Do this:
Exactly repeat the material, dropping every picture from the copy.

Data shown:
☆ ☆ ☆

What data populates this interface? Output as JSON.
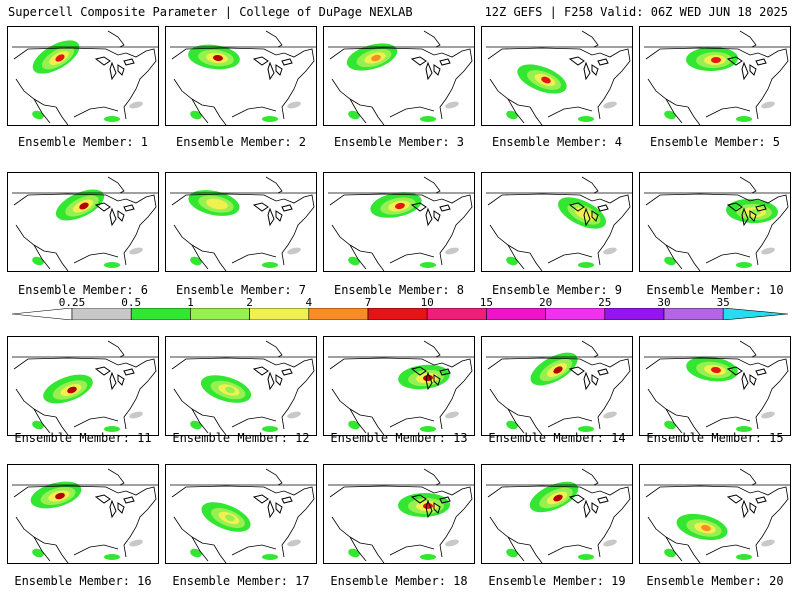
{
  "header": {
    "left_title": "Supercell Composite Parameter | College of DuPage NEXLAB",
    "right_title": "12Z GEFS | F258 Valid: 06Z WED JUN 18 2025"
  },
  "colorbar": {
    "labels": [
      "0.25",
      "0.5",
      "1",
      "2",
      "4",
      "7",
      "10",
      "15",
      "20",
      "25",
      "30",
      "35"
    ],
    "colors": [
      "#c8c8c8",
      "#32e632",
      "#96f050",
      "#f0f050",
      "#fa8c28",
      "#e61414",
      "#f01e78",
      "#f014c8",
      "#f032f0",
      "#9614f0",
      "#b464e6",
      "#28dcf0"
    ]
  },
  "panels": [
    {
      "label": "Ensemble Member: 1",
      "max_color": "#e61414",
      "region": "northern plains"
    },
    {
      "label": "Ensemble Member: 2",
      "max_color": "#b40000",
      "region": "northern plains"
    },
    {
      "label": "Ensemble Member: 3",
      "max_color": "#fa8c28",
      "region": "northern plains"
    },
    {
      "label": "Ensemble Member: 4",
      "max_color": "#e61414",
      "region": "central plains"
    },
    {
      "label": "Ensemble Member: 5",
      "max_color": "#e61414",
      "region": "upper midwest"
    },
    {
      "label": "Ensemble Member: 6",
      "max_color": "#b40000",
      "region": "upper midwest"
    },
    {
      "label": "Ensemble Member: 7",
      "max_color": "#f0f050",
      "region": "northern plains"
    },
    {
      "label": "Ensemble Member: 8",
      "max_color": "#e61414",
      "region": "upper midwest"
    },
    {
      "label": "Ensemble Member: 9",
      "max_color": "#f0f050",
      "region": "great lakes"
    },
    {
      "label": "Ensemble Member: 10",
      "max_color": "#96f050",
      "region": "northeast"
    },
    {
      "label": "Ensemble Member: 11",
      "max_color": "#b40000",
      "region": "central plains"
    },
    {
      "label": "Ensemble Member: 12",
      "max_color": "#96f050",
      "region": "central plains"
    },
    {
      "label": "Ensemble Member: 13",
      "max_color": "#b40000",
      "region": "great lakes"
    },
    {
      "label": "Ensemble Member: 14",
      "max_color": "#b40000",
      "region": "upper midwest"
    },
    {
      "label": "Ensemble Member: 15",
      "max_color": "#e61414",
      "region": "upper midwest"
    },
    {
      "label": "Ensemble Member: 16",
      "max_color": "#b40000",
      "region": "northern plains"
    },
    {
      "label": "Ensemble Member: 17",
      "max_color": "#96f050",
      "region": "central plains"
    },
    {
      "label": "Ensemble Member: 18",
      "max_color": "#e61414",
      "region": "great lakes"
    },
    {
      "label": "Ensemble Member: 19",
      "max_color": "#b40000",
      "region": "upper midwest"
    },
    {
      "label": "Ensemble Member: 20",
      "max_color": "#fa8c28",
      "region": "southern plains"
    }
  ]
}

☆ ☆ ☆

Response to this exercise:
What data populates this interface? Output as JSON.
{
  "header": {
    "left_title": "Supercell Composite Parameter | College of DuPage NEXLAB",
    "right_title": "12Z GEFS | F258 Valid: 06Z WED JUN 18 2025"
  },
  "colorbar": {
    "labels": [
      "0.25",
      "0.5",
      "1",
      "2",
      "4",
      "7",
      "10",
      "15",
      "20",
      "25",
      "30",
      "35"
    ],
    "colors": [
      "#c8c8c8",
      "#32e632",
      "#96f050",
      "#f0f050",
      "#fa8c28",
      "#e61414",
      "#f01e78",
      "#f014c8",
      "#f032f0",
      "#9614f0",
      "#b464e6",
      "#28dcf0"
    ]
  },
  "panels": [
    {
      "label": "Ensemble Member: 1",
      "max_color": "#e61414",
      "region": "northern plains"
    },
    {
      "label": "Ensemble Member: 2",
      "max_color": "#b40000",
      "region": "northern plains"
    },
    {
      "label": "Ensemble Member: 3",
      "max_color": "#fa8c28",
      "region": "northern plains"
    },
    {
      "label": "Ensemble Member: 4",
      "max_color": "#e61414",
      "region": "central plains"
    },
    {
      "label": "Ensemble Member: 5",
      "max_color": "#e61414",
      "region": "upper midwest"
    },
    {
      "label": "Ensemble Member: 6",
      "max_color": "#b40000",
      "region": "upper midwest"
    },
    {
      "label": "Ensemble Member: 7",
      "max_color": "#f0f050",
      "region": "northern plains"
    },
    {
      "label": "Ensemble Member: 8",
      "max_color": "#e61414",
      "region": "upper midwest"
    },
    {
      "label": "Ensemble Member: 9",
      "max_color": "#f0f050",
      "region": "great lakes"
    },
    {
      "label": "Ensemble Member: 10",
      "max_color": "#96f050",
      "region": "northeast"
    },
    {
      "label": "Ensemble Member: 11",
      "max_color": "#b40000",
      "region": "central plains"
    },
    {
      "label": "Ensemble Member: 12",
      "max_color": "#96f050",
      "region": "central plains"
    },
    {
      "label": "Ensemble Member: 13",
      "max_color": "#b40000",
      "region": "great lakes"
    },
    {
      "label": "Ensemble Member: 14",
      "max_color": "#b40000",
      "region": "upper midwest"
    },
    {
      "label": "Ensemble Member: 15",
      "max_color": "#e61414",
      "region": "upper midwest"
    },
    {
      "label": "Ensemble Member: 16",
      "max_color": "#b40000",
      "region": "northern plains"
    },
    {
      "label": "Ensemble Member: 17",
      "max_color": "#96f050",
      "region": "central plains"
    },
    {
      "label": "Ensemble Member: 18",
      "max_color": "#e61414",
      "region": "great lakes"
    },
    {
      "label": "Ensemble Member: 19",
      "max_color": "#b40000",
      "region": "upper midwest"
    },
    {
      "label": "Ensemble Member: 20",
      "max_color": "#fa8c28",
      "region": "southern plains"
    }
  ]
}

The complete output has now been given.